WHAT TO PRODUCE: In the text about China's stock market below, recast the paragraph that begins "Over the last ten trading days" as a short bulleted list that keeps its main figures.

TEXT SHOWN:
+ + + +

The whole world piled into what had been the hottest stock market in the universe. Chinese stocks had been endlessly hyped in the US and elsewhere. For the smart money, it was a game of chicken; ride it up and get out just before the crash.

Chinese stock markets had more than doubled in 12 months, propelled also by margin debt, cheap credit all around, and the irresistible desire to get rich quick. Everyone in China, from street vendors to housewives, suddenly opened margin accounts in Hong Kong and mainland China, and borrowed money to buy stocks. Outstanding margin debt ballooned to $348 billion, even while insiders were reportedly dumping stocks. A well-oiled wealth-transfer machine.

It was one heck of a party. By early June, it had created $6.5 trillion in “value” over a period of 12 months; 63% of China’s 2014 GDP!

The Chinese government continued to aid and abet that wealth transfer by touting stocks. Even in March, as stocks had already reached dizzying heights, a spokesman for the China Securities Regulatory Commission said that the soaring valuation for Shanghai-listed shares had its own “inevitability and rationality,” such as China’s “improving economic conditions.”

Then someone accidentally turned off the juice.

Over the last ten trading days, the Shanghai Composite Index has plunged 19%, including 7.4% on Friday – the steepest two-week plunge since December 1996. The Shenzhen Composite has given up 20%, and the startup-focused ChiNext Index has plummeted 27% over the last three weeks, including 8.9% on Friday. According to Bloomberg, by Thursday, margin debt has dropped four days in a row. Markets were running out of propellant.

And on Saturday, the People’s Bank of China tried to put a stop to it. It cut its benchmark interest rates by 25 basis points, to 4.85% for the one-year lending rate and to 2% for the one-year bank deposit rate. The fourth cut since November. The last cut on May 10 had stemmed a much smaller rout and had re-ignited the propellants to drive stocks to greater highs. But the descent since has been brutal.

The PBOC also lowered by 50 basis points the reserve requirements for lenders, such as city commercial and rural commercial banks, that specialize in loans to smaller businesses and agricultural enterprises. This would allow these banks to lend more. However, the PBOC didn’t cut the reserve requirements for the largest banks that control much of the financial system.

If stocks continued to plunge, it would trigger more margin calls, which would trigger more forced selling, which would depress prices further and thus trigger more margin calls…. Lu Ting, Chief Economist at Huatai Securities, told Bloomberg that this could lead “to a stampede.” But the government wanted to avoid “panic in the financial markets.”

+ + + +

DATA:
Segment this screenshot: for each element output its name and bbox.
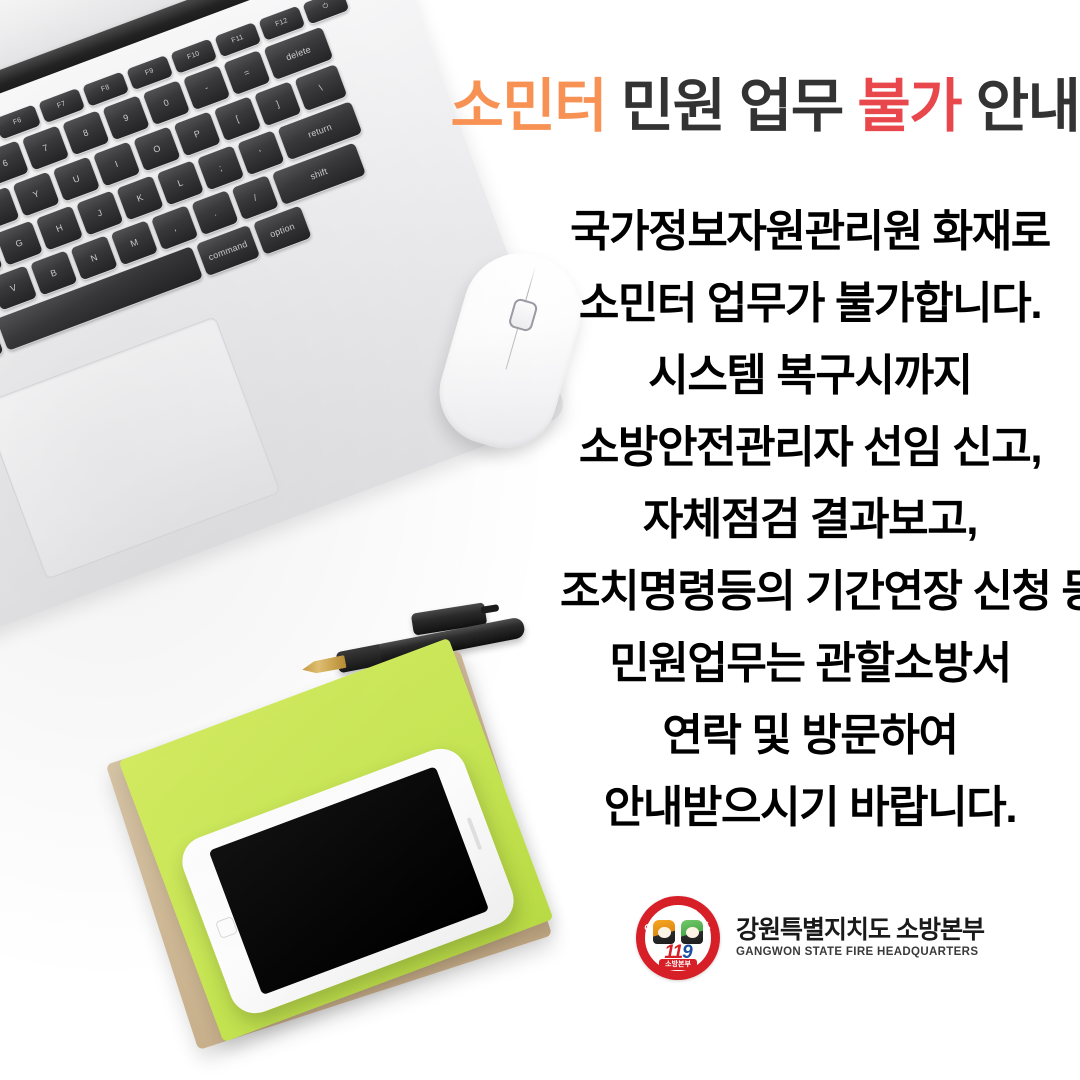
mascot-firefighter-left xyxy=(653,920,675,944)
mascot-face xyxy=(658,927,671,938)
keyboard-key: . xyxy=(191,190,239,235)
keyboard-key: G xyxy=(0,221,43,266)
keyboard-key: O xyxy=(133,126,181,171)
keyboard-key: U xyxy=(53,156,101,201)
notice-line: 소방안전관리자 선임 신고, xyxy=(560,412,1060,484)
title-segment-service: 민원 업무 xyxy=(621,74,843,139)
keyboard-key: V xyxy=(0,265,37,310)
notice-line: 안내받으시기 바랍니다. xyxy=(560,772,1060,844)
phone-earpiece xyxy=(467,817,483,850)
keyboard-key: ] xyxy=(254,81,302,126)
notice-line: 민원업무는 관할소방서 xyxy=(560,628,1060,700)
keyboard-key: B xyxy=(30,250,78,295)
title-segment-notice: 안내 xyxy=(976,74,1080,139)
keyboard-key: J xyxy=(76,190,124,235)
mascot-face xyxy=(686,927,699,938)
keyboard-key: [ xyxy=(214,96,262,141)
organization-name-en: GANGWON STATE FIRE HEADQUARTERS xyxy=(736,947,984,959)
notice-line: 소민터 업무가 불가합니다. xyxy=(560,268,1060,340)
notice-line: 연락 및 방문하여 xyxy=(560,700,1060,772)
notice-body: 국가정보자원관리원 화재로 소민터 업무가 불가합니다. 시스템 복구시까지 소… xyxy=(560,196,1060,844)
keyboard-key: N xyxy=(70,235,118,280)
notice-content: 소민터 민원 업무 불가 안내 국가정보자원관리원 화재로 소민터 업무가 불가… xyxy=(540,0,1080,1080)
mascot-firefighter-right xyxy=(681,920,703,944)
keyboard-key: , xyxy=(151,205,199,250)
organization-lockup: Gangwon State 119 소방본부 강원특별지치도 소방본부 GANG… xyxy=(540,886,1080,990)
organization-name-block: 강원특별지치도 소방본부 GANGWON STATE FIRE HEADQUAR… xyxy=(736,918,984,959)
keyboard-key: / xyxy=(231,175,279,220)
title-segment-alert: 불가 xyxy=(857,74,961,139)
title-segment-accent: 소민터 xyxy=(451,74,607,139)
pen-nib xyxy=(301,655,347,676)
organization-name-kr: 강원특별지치도 소방본부 xyxy=(736,918,984,943)
emblem-banner-label: 소방본부 xyxy=(659,959,697,970)
keyboard-key: K xyxy=(116,175,164,220)
notice-line: 시스템 복구시까지 xyxy=(560,340,1060,412)
keyboard-key: P xyxy=(173,111,221,156)
keyboard-key: M xyxy=(111,220,159,265)
keyboard-key: Y xyxy=(12,172,60,217)
desk-photo: escF1F2F3F4F5F6F7F8F9F10F11F12⏻ ~1234567… xyxy=(0,0,600,1080)
page-title: 소민터 민원 업무 불가 안내 xyxy=(450,78,1080,136)
notice-line: 국가정보자원관리원 화재로 xyxy=(560,196,1060,268)
fire-department-emblem-icon: Gangwon State 119 소방본부 xyxy=(636,896,720,980)
notice-line: 조치명령등의 기간연장 신청 등 xyxy=(560,556,1060,628)
keyboard-key: I xyxy=(93,141,141,186)
keyboard-key: L xyxy=(157,160,205,205)
notice-line: 자체점검 결과보고, xyxy=(560,484,1060,556)
keyboard-key: ; xyxy=(197,145,245,190)
poster-canvas: escF1F2F3F4F5F6F7F8F9F10F11F12⏻ ~1234567… xyxy=(0,0,1080,1080)
keyboard-key: H xyxy=(36,206,84,251)
keyboard-key: ' xyxy=(237,130,285,175)
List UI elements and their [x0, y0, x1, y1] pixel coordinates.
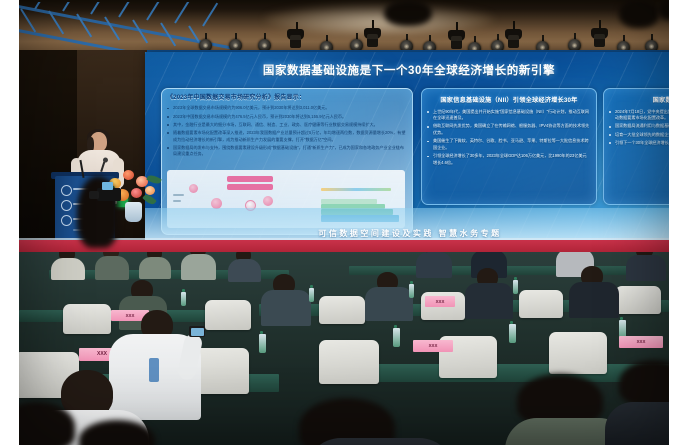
card-bullet: 国家数据局流通利用与数据基础设施建设协同布局逐步推进。	[609, 123, 669, 130]
audience-chair	[319, 296, 365, 324]
card-bullet: 引领下一个30年全球经济增长。	[609, 140, 669, 147]
card-bullet: 2023年全球数据交易市场规模约为906.0亿美元，预计到2030年将达到3,0…	[167, 105, 406, 112]
card-bullet: 借助互联网先发优势，美国确立了在传输网络、根服务器、IPV4协议等方面的技术领先…	[427, 123, 590, 136]
card-heading: 《2023年中国数据交易市场研究分析》报告显示：	[162, 89, 412, 105]
card-bullet: 国家数据局的发布与支持，围绕数据要素建设升级形成"数据基础设施"，打通"新质生产…	[167, 145, 406, 158]
video-camera-icon	[89, 182, 123, 208]
smartphone	[189, 326, 205, 337]
ceiling-drape-3	[659, 0, 669, 20]
audience-chair	[615, 286, 661, 314]
water-bottle	[259, 334, 266, 353]
infographic-line	[173, 200, 181, 202]
card-bullet: 随着数据要素市场化配置改革深入推进，2023年我国数据产业总量预计超过5万亿，年…	[167, 130, 406, 143]
slide-title: 国家数据基础设施是下一个30年全球经济增长的新引擎	[159, 62, 659, 78]
water-bottle	[509, 324, 516, 343]
water-bottle	[393, 328, 400, 347]
water-bottle	[309, 288, 314, 302]
moving-head-light-icon	[364, 28, 381, 47]
infographic-label	[227, 184, 273, 190]
card-bullet: 其中，金融行业是最大的细分市场，互联网、通信、制造、工业、政务、医疗健康等行业数…	[167, 122, 406, 129]
screenshot-root: 国家数据基础设施是下一个30年全球经济增长的新引擎 《2023年中国数据交易市场…	[0, 0, 688, 445]
infographic-icon	[189, 184, 198, 193]
seat-name-card: XXX	[413, 340, 453, 352]
infographic-label	[227, 176, 273, 182]
card-heading: 国家信息基础设施（NII）引领全球经济增长30年	[422, 89, 596, 109]
podium-logo	[61, 185, 72, 196]
audience-chair	[549, 332, 607, 374]
podium-logo	[61, 215, 72, 226]
flower-vase	[125, 202, 142, 222]
podium-logo	[61, 200, 72, 211]
ceiling-drape-1	[384, 0, 432, 26]
audience-chair	[519, 290, 563, 318]
water-bottle	[409, 284, 414, 298]
card-bullet: 上世纪90年代，美国提出并开始实施"国家信息基础设施（NII）"行动计划，推动互…	[427, 109, 590, 122]
lanyard	[149, 358, 159, 382]
card-bullet: 美国催生了下微软、英特尔、谷歌、脸书、亚马逊、苹果、特斯拉等一大批信息技术跨国企…	[427, 138, 590, 151]
card-bullet: 2023年中国数据交易市场规模约为476.5亿元人民币，预计到2030年将达到5…	[167, 114, 406, 121]
seat-name-card: XXX	[425, 296, 455, 307]
seat-name-card: XXX	[619, 336, 663, 348]
moving-head-light-icon	[505, 29, 522, 48]
audience-area: XXX XXX XXX XXX XXX	[19, 252, 669, 445]
audience-chair	[319, 340, 379, 384]
infographic-icon	[263, 196, 273, 206]
infographic-line	[173, 194, 184, 196]
presentation-screen: 国家数据基础设施是下一个30年全球经济增长的新引擎 《2023年中国数据交易市场…	[145, 52, 669, 242]
conference-photo: 国家数据基础设施是下一个30年全球经济增长的新引擎 《2023年中国数据交易市场…	[19, 0, 669, 445]
card-bullet: 引领全球经济增长了30多年，2023年全球GDP达106万亿美元，比1990年的…	[427, 153, 590, 166]
water-bottle	[181, 292, 186, 306]
card-bullet: 2024年7月18日，党中央提出加快构建国家数据基础制度，建设国家数据基础设施，…	[609, 109, 669, 122]
moving-head-light-icon	[591, 28, 608, 47]
audience-chair	[63, 304, 111, 334]
slide-card-ndi: 国家数据基础设施引领全球 2024年7月18日，党中央提出加快构建国家数据基础制…	[603, 88, 669, 205]
card-bullet: 培育一大批全球领先的数据企业，数据行业新赛道加速形成。	[609, 132, 669, 139]
water-bottle	[513, 280, 518, 294]
audience-chair	[205, 300, 251, 330]
ceiling-drape-2	[619, 0, 659, 28]
moving-head-light-icon	[448, 30, 465, 49]
moving-head-light-icon	[287, 29, 304, 48]
card-heading: 国家数据基础设施引领全球	[604, 89, 669, 109]
slide-card-nii: 国家信息基础设施（NII）引领全球经济增长30年 上世纪90年代，美国提出并开始…	[421, 88, 597, 205]
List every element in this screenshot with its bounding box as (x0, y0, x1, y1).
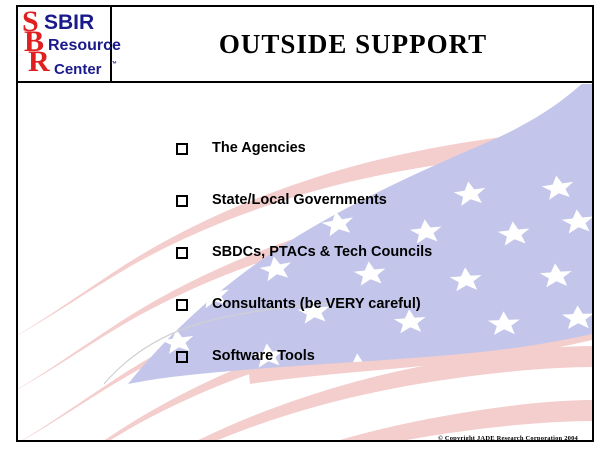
list-item: Consultants (be VERY careful) (176, 296, 432, 348)
sbir-resource-center-logo[interactable]: S B R SBIR Resource Center ™ (18, 5, 110, 83)
bullet-list: The Agencies State/Local Governments SBD… (176, 140, 432, 400)
list-item-label: State/Local Governments (212, 192, 387, 209)
list-item: Software Tools (176, 348, 432, 400)
empty-square-bullet-icon (176, 247, 188, 259)
empty-square-bullet-icon (176, 143, 188, 155)
empty-square-bullet-icon (176, 299, 188, 311)
list-item-label: Consultants (be VERY careful) (212, 296, 421, 313)
list-item-label: SBDCs, PTACs & Tech Councils (212, 244, 432, 261)
list-item: SBDCs, PTACs & Tech Councils (176, 244, 432, 296)
logo-text-resource: Resource (48, 38, 121, 54)
list-item: The Agencies (176, 140, 432, 192)
list-item: State/Local Governments (176, 192, 432, 244)
logo-mark-r: R (28, 47, 50, 77)
empty-square-bullet-icon (176, 351, 188, 363)
copyright-notice: © Copyright JADE Research Corporation 20… (438, 435, 578, 442)
page-title: OUTSIDE SUPPORT (112, 5, 594, 83)
empty-square-bullet-icon (176, 195, 188, 207)
logo-text-center: Center (54, 62, 102, 77)
list-item-label: The Agencies (212, 140, 306, 157)
logo-text-sbir: SBIR (44, 12, 94, 33)
slide-canvas: S B R SBIR Resource Center ™ OUTSIDE SUP… (0, 0, 600, 450)
list-item-label: Software Tools (212, 348, 315, 365)
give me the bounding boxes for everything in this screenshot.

+ + + +

RESULT BELOW:
- Shanghai Composite Index: down 19% over the last ten trading days, including 7.4% on Friday, its steepest two-week plunge since December 1996.
- Shenzhen Composite: down 20%.
- ChiNext Index (startup-focused): down 27% over the last three weeks, including 8.9% on Friday.
- Margin debt: down four days in a row by Thursday, according to Bloomberg.
- Markets were running out of propellant.